▶ Required work
Copy the data from its first line up to and including the line with "Text: 4: 4 bbox=[92, 346, 98, 356]", renaming "temperatura[F]" to "temperatura[C]" and leaving everything else unchanged.

▶ Records to use
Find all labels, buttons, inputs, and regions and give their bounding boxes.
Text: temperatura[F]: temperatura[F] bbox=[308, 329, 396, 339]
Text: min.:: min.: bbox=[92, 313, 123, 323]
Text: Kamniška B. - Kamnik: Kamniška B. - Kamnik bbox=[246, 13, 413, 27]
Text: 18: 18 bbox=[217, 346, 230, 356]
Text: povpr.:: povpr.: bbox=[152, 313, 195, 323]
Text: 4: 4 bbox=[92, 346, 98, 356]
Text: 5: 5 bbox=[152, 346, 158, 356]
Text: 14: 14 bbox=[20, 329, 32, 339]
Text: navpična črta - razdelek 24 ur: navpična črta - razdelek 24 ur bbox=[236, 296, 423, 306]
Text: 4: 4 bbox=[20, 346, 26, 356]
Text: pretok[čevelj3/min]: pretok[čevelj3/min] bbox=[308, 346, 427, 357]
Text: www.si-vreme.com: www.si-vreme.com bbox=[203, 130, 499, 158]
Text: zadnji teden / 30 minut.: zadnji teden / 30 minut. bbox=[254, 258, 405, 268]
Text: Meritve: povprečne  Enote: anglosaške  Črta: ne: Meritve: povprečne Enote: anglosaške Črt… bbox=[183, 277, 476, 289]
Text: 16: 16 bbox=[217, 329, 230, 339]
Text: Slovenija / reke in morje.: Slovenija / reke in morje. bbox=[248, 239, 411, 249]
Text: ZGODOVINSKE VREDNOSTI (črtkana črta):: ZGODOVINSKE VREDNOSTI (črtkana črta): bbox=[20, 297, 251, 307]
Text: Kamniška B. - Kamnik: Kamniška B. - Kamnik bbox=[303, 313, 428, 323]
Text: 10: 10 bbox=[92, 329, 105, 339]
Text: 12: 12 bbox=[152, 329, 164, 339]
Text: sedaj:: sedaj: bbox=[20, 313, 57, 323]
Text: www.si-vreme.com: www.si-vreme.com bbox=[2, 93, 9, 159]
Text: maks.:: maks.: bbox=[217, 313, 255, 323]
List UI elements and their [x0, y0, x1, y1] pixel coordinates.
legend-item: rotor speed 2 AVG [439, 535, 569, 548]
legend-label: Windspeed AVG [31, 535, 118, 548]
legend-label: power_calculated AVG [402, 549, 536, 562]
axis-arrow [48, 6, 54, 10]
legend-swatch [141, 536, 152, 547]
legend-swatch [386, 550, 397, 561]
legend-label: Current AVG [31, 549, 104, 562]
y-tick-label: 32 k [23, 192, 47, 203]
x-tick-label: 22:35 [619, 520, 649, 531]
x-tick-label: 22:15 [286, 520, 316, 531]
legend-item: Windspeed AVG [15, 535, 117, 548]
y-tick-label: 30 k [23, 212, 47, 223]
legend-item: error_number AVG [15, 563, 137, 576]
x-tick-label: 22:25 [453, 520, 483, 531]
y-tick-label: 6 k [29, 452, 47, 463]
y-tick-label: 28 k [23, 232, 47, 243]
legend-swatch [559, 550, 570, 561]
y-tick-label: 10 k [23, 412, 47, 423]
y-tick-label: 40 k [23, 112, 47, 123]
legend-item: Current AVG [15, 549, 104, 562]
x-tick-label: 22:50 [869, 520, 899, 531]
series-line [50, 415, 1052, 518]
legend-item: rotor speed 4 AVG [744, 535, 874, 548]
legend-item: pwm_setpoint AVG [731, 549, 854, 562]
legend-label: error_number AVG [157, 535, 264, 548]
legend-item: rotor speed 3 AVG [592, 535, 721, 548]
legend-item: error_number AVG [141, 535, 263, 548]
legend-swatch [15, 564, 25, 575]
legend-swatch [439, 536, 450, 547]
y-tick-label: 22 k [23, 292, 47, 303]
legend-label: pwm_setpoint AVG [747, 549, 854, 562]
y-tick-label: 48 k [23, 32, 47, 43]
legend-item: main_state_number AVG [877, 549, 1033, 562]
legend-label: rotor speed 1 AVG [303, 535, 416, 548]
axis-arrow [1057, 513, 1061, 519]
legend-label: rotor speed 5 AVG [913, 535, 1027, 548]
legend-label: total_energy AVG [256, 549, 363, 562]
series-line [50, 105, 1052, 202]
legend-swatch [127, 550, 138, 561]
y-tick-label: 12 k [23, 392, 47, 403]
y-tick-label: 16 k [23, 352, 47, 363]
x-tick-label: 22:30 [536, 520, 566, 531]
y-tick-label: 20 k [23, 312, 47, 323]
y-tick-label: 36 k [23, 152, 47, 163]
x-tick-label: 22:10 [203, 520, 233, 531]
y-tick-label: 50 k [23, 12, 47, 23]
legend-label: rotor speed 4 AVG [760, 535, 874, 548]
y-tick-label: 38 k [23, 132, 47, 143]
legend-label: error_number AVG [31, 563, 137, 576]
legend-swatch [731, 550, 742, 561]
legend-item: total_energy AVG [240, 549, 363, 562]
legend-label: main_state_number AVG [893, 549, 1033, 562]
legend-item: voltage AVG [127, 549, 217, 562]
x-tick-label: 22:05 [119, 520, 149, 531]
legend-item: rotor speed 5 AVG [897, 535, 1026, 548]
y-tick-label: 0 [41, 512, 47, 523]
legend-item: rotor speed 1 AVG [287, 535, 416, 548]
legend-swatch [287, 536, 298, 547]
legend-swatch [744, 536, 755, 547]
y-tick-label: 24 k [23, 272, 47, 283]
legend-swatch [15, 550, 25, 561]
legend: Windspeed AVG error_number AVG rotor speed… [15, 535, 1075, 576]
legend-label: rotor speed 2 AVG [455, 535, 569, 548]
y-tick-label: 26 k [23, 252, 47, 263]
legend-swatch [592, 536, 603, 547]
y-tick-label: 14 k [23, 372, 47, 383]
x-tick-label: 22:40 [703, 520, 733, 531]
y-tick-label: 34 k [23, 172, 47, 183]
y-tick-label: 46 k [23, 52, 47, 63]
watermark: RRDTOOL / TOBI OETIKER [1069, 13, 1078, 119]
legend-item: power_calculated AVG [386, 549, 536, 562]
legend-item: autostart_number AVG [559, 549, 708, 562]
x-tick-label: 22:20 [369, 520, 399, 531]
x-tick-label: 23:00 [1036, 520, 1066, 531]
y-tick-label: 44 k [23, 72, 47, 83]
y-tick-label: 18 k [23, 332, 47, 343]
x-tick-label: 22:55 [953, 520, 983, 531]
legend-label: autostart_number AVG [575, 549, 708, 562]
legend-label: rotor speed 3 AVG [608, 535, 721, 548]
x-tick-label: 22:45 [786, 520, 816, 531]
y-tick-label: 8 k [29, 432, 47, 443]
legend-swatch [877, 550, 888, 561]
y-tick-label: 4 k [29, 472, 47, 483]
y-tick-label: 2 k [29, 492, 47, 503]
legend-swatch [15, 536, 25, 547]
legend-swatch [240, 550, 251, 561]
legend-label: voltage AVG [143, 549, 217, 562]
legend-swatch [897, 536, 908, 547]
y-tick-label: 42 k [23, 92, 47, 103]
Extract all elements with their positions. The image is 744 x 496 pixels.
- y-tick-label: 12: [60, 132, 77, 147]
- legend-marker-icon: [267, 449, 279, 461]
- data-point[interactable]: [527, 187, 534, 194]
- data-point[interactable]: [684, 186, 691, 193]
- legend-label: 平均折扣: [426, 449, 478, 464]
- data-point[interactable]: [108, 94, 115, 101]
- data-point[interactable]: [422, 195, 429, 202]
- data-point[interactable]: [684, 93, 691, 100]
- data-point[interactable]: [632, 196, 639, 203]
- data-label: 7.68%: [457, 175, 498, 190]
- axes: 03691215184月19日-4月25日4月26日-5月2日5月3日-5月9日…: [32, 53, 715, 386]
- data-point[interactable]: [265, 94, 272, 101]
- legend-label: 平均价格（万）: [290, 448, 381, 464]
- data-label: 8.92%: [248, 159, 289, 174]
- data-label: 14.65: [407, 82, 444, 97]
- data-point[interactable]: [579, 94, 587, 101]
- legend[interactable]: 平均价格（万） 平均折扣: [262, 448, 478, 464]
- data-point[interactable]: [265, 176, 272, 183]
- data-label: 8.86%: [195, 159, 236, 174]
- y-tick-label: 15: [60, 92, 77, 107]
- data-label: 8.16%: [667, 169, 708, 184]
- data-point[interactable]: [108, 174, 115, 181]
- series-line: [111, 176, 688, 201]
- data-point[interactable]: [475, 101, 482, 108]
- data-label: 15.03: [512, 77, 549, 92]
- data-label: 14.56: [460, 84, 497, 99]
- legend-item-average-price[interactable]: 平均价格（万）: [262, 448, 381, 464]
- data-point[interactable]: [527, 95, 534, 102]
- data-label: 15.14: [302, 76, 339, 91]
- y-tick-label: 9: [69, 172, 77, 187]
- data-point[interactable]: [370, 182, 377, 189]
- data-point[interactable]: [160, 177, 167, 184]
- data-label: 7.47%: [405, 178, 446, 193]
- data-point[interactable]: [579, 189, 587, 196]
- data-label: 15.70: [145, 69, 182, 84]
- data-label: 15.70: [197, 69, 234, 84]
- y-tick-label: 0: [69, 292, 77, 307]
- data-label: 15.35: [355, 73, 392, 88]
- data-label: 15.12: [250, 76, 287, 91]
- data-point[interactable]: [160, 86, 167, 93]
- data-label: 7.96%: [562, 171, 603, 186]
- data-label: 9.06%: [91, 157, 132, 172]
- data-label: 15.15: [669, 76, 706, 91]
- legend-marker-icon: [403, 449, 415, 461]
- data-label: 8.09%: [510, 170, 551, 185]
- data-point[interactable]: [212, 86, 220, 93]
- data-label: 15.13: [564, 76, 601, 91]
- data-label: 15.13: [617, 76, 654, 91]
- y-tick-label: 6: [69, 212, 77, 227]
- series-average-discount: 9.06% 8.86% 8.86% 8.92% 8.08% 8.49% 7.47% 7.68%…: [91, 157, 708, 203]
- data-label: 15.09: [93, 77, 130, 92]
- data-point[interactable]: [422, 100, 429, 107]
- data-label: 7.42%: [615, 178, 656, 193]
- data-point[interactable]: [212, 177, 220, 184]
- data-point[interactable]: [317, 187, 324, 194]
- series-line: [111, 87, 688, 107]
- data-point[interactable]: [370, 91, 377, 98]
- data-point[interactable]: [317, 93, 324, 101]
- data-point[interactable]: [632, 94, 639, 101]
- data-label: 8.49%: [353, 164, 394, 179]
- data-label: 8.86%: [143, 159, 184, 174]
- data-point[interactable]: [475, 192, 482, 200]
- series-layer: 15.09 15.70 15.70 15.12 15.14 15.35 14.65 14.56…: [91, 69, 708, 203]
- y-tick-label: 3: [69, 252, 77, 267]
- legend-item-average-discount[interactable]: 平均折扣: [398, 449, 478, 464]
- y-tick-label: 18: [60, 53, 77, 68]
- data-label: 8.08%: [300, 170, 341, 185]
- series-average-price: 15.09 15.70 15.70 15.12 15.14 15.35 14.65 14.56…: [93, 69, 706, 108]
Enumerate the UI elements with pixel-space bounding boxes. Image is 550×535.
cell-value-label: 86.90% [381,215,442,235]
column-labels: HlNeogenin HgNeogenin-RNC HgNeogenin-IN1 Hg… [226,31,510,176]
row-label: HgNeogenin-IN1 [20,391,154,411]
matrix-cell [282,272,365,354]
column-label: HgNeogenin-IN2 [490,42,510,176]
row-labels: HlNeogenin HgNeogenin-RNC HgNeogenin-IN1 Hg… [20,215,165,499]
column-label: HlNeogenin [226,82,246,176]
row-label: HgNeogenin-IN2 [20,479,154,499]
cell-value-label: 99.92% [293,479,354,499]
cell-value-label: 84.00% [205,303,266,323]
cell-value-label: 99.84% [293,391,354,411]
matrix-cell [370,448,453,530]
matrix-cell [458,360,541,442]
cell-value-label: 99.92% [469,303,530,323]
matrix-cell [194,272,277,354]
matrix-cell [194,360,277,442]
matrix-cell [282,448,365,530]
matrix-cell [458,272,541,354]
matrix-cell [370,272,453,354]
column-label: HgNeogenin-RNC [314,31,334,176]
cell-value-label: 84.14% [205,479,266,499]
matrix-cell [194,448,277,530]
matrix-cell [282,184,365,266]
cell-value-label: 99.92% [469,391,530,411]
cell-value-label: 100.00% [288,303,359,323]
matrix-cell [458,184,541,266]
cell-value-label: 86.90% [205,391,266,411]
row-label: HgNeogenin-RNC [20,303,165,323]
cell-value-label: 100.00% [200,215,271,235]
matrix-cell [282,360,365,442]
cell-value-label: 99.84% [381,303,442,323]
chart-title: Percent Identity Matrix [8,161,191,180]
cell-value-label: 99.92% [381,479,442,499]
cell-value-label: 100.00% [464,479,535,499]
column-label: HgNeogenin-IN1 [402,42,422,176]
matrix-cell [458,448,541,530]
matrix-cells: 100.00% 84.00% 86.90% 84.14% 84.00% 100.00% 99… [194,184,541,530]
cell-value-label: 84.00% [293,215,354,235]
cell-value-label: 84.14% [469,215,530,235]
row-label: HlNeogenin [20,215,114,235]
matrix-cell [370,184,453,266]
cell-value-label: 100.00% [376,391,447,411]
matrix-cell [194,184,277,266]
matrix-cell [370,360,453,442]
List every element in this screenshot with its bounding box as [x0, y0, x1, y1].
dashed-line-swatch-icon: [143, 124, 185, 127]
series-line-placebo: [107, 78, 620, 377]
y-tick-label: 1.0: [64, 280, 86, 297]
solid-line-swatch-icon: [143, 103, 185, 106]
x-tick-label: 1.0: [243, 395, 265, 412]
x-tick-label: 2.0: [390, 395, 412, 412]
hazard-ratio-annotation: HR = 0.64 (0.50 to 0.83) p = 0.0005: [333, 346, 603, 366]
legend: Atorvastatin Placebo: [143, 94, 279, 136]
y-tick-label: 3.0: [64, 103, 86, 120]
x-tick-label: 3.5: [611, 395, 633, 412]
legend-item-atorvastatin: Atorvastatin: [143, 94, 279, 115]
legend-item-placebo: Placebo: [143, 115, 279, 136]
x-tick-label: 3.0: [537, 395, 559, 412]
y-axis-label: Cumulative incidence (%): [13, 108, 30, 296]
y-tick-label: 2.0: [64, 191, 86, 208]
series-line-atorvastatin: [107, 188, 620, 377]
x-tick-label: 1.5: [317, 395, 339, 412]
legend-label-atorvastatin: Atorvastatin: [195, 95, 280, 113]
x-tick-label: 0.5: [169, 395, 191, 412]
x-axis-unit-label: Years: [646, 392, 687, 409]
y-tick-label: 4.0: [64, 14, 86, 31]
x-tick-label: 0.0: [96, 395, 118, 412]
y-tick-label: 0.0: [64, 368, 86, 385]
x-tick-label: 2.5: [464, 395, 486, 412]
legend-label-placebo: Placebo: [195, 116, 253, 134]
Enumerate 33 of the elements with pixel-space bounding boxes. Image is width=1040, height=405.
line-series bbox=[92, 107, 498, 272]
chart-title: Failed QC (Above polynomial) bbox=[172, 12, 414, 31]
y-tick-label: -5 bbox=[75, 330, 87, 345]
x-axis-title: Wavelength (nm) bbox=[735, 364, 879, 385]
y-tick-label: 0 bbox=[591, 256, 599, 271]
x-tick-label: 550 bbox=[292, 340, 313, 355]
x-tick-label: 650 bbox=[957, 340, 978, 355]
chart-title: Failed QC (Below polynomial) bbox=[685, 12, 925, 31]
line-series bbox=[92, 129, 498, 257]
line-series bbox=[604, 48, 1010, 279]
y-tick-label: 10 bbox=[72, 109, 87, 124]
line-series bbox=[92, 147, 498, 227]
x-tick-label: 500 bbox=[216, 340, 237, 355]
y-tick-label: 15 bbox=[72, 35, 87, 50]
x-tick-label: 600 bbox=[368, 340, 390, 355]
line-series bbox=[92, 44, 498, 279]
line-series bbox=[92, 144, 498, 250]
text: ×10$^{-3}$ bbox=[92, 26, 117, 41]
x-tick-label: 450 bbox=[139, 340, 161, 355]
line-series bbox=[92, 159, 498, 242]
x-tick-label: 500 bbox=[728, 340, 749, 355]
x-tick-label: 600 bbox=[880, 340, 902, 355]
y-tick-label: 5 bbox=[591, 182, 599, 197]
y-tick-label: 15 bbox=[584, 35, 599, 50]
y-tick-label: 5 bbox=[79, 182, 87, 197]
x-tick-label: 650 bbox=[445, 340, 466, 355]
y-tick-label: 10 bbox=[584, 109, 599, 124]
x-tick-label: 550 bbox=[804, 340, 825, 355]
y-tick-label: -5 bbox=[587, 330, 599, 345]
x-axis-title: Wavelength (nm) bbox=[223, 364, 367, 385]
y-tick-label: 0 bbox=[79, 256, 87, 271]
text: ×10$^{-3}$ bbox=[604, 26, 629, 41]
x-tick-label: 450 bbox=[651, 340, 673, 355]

▶ Full solution
Find all labels, buttons, inputs, and regions and give their bounding boxes.
Text: temperatura[C]: temperatura[C] bbox=[308, 329, 396, 339]
Text: min.:: min.: bbox=[92, 313, 123, 323]
Text: Kamniška B. - Kamnik: Kamniška B. - Kamnik bbox=[246, 13, 413, 27]
Text: 18: 18 bbox=[217, 346, 230, 356]
Text: povpr.:: povpr.: bbox=[152, 313, 195, 323]
Text: 4: 4 bbox=[92, 346, 98, 356]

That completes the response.